● **Entries taken from a collection**:
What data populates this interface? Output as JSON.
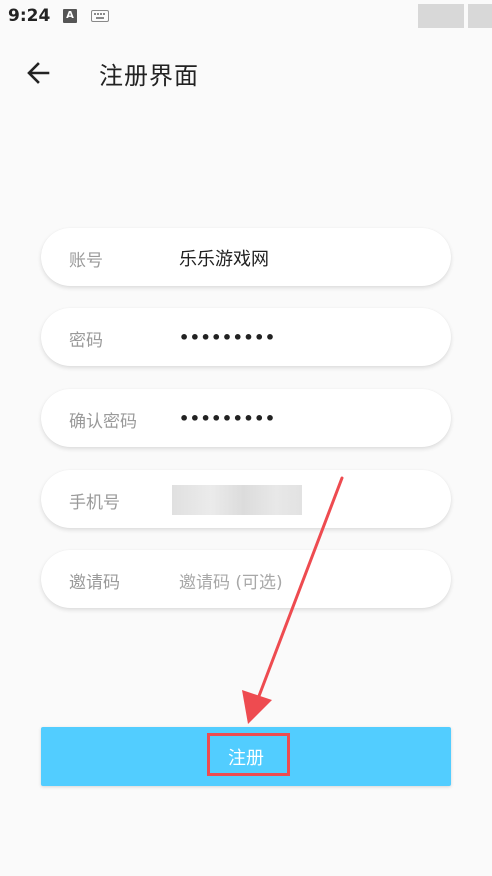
{
  "status_bar": {
    "time": "9:24",
    "icons": [
      "a-icon",
      "keyboard-icon"
    ]
  },
  "app_bar": {
    "title": "注册界面",
    "back_icon": "arrow-left-icon"
  },
  "form": {
    "account": {
      "label": "账号",
      "value": "乐乐游戏网"
    },
    "password": {
      "label": "密码",
      "value": "•••••••••"
    },
    "confirm_password": {
      "label": "确认密码",
      "value": "•••••••••"
    },
    "phone": {
      "label": "手机号",
      "value": ""
    },
    "invite_code": {
      "label": "邀请码",
      "placeholder": "邀请码 (可选)"
    }
  },
  "register_button": {
    "label": "注册"
  },
  "colors": {
    "button_bg": "#52cdff",
    "annotation_red": "#ee4b50",
    "background": "#fafafa"
  }
}
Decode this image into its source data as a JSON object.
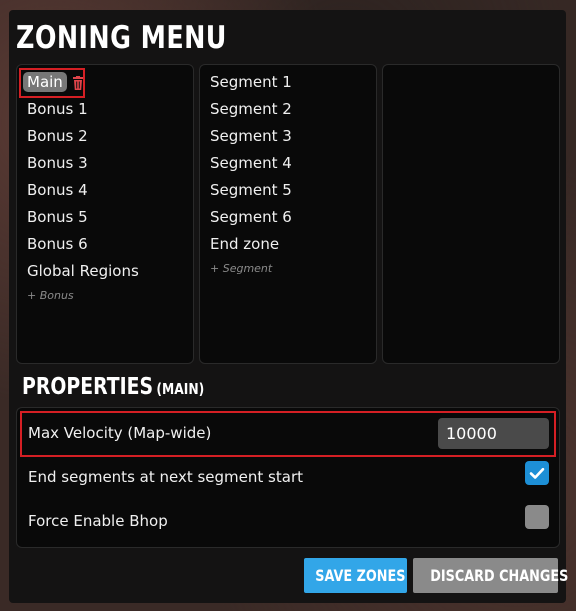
{
  "title": "ZONING MENU",
  "tracks": {
    "selected": "Main",
    "items": [
      "Main",
      "Bonus 1",
      "Bonus 2",
      "Bonus 3",
      "Bonus 4",
      "Bonus 5",
      "Bonus 6",
      "Global Regions"
    ],
    "add_label": "+ Bonus"
  },
  "segments": {
    "items": [
      "Segment 1",
      "Segment 2",
      "Segment 3",
      "Segment 4",
      "Segment 5",
      "Segment 6",
      "End zone"
    ],
    "add_label": "+ Segment"
  },
  "properties": {
    "title": "PROPERTIES",
    "context": "(MAIN)",
    "max_velocity_label": "Max Velocity (Map-wide)",
    "max_velocity_value": "10000",
    "end_segments_label": "End segments at next segment start",
    "end_segments_checked": true,
    "force_bhop_label": "Force Enable Bhop",
    "force_bhop_checked": false
  },
  "buttons": {
    "save": "SAVE ZONES",
    "discard": "DISCARD CHANGES"
  },
  "colors": {
    "accent_blue": "#32a6e8",
    "checkbox_on": "#1d8fd6",
    "highlight_red": "#d51f24",
    "delete_red": "#e0444a"
  }
}
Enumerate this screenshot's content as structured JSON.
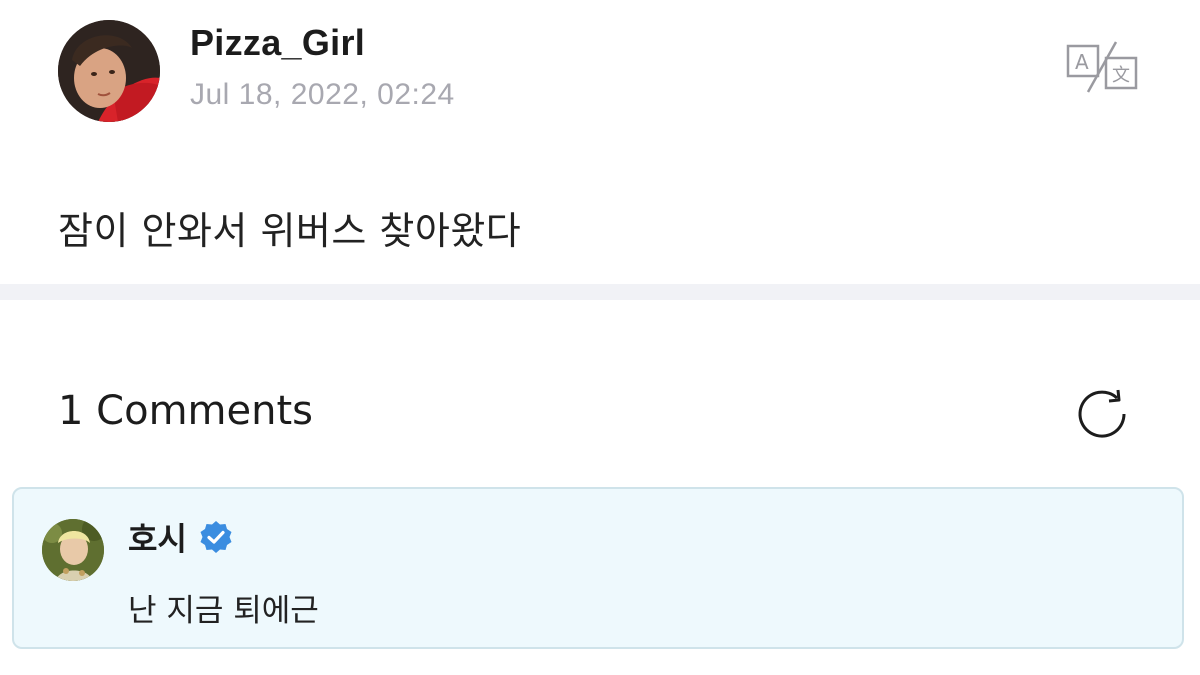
{
  "post": {
    "author": "Pizza_Girl",
    "timestamp": "Jul 18, 2022, 02:24",
    "body": "잠이 안와서 위버스 찾아왔다",
    "translate_icon": "translate-icon"
  },
  "comments": {
    "count_label": "1 Comments",
    "refresh_icon": "refresh-icon",
    "items": [
      {
        "author": "호시",
        "verified": true,
        "text": "난 지금 퇴에근"
      }
    ]
  },
  "colors": {
    "accent_verified": "#3b8de0",
    "comment_card_bg": "#eef9fd",
    "comment_card_border": "#cfe3ea",
    "timestamp": "#a8a8b0",
    "divider": "#f1f2f6"
  }
}
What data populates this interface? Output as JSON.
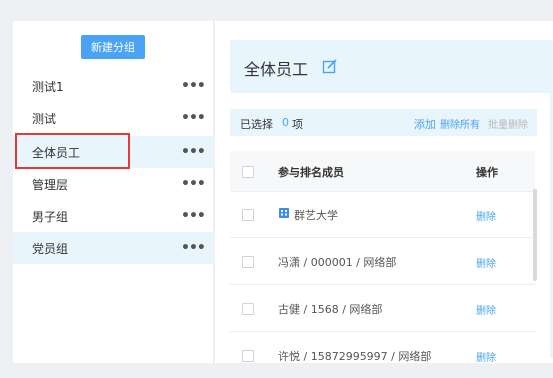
{
  "sidebar": {
    "new_group_label": "新建分组",
    "more_glyph": "•••",
    "groups": [
      {
        "label": "测试1"
      },
      {
        "label": "测试"
      },
      {
        "label": "全体员工"
      },
      {
        "label": "管理层"
      },
      {
        "label": "男子组"
      },
      {
        "label": "党员组"
      }
    ]
  },
  "main": {
    "title": "全体员工",
    "edit_icon": "edit-icon",
    "toolbar": {
      "selected_label": "已选择",
      "selected_count": "0",
      "selected_unit": "项",
      "add_label": "添加",
      "delete_all_label": "删除所有",
      "batch_delete_label": "批量删除"
    },
    "table": {
      "col_member": "参与排名成员",
      "col_action": "操作",
      "rows": [
        {
          "name": "群艺大学",
          "action": "删除"
        },
        {
          "name": "冯潇 / 000001 / 网络部",
          "action": "删除"
        },
        {
          "name": "古健 / 1568 / 网络部",
          "action": "删除"
        },
        {
          "name": "许悦 / 15872995997 / 网络部",
          "action": "删除"
        }
      ]
    }
  },
  "colors": {
    "accent": "#4aa3f5",
    "highlight": "#e9f5fd",
    "annotation_red": "#e53935"
  }
}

● **What is expected**:
Write out every line of the listing that holds the word "title".

● **Result**:
    "title": "注册界面",
  "title": "ZONING MENU",
    "title": "PROPERTIES",
    "title": "全体员工",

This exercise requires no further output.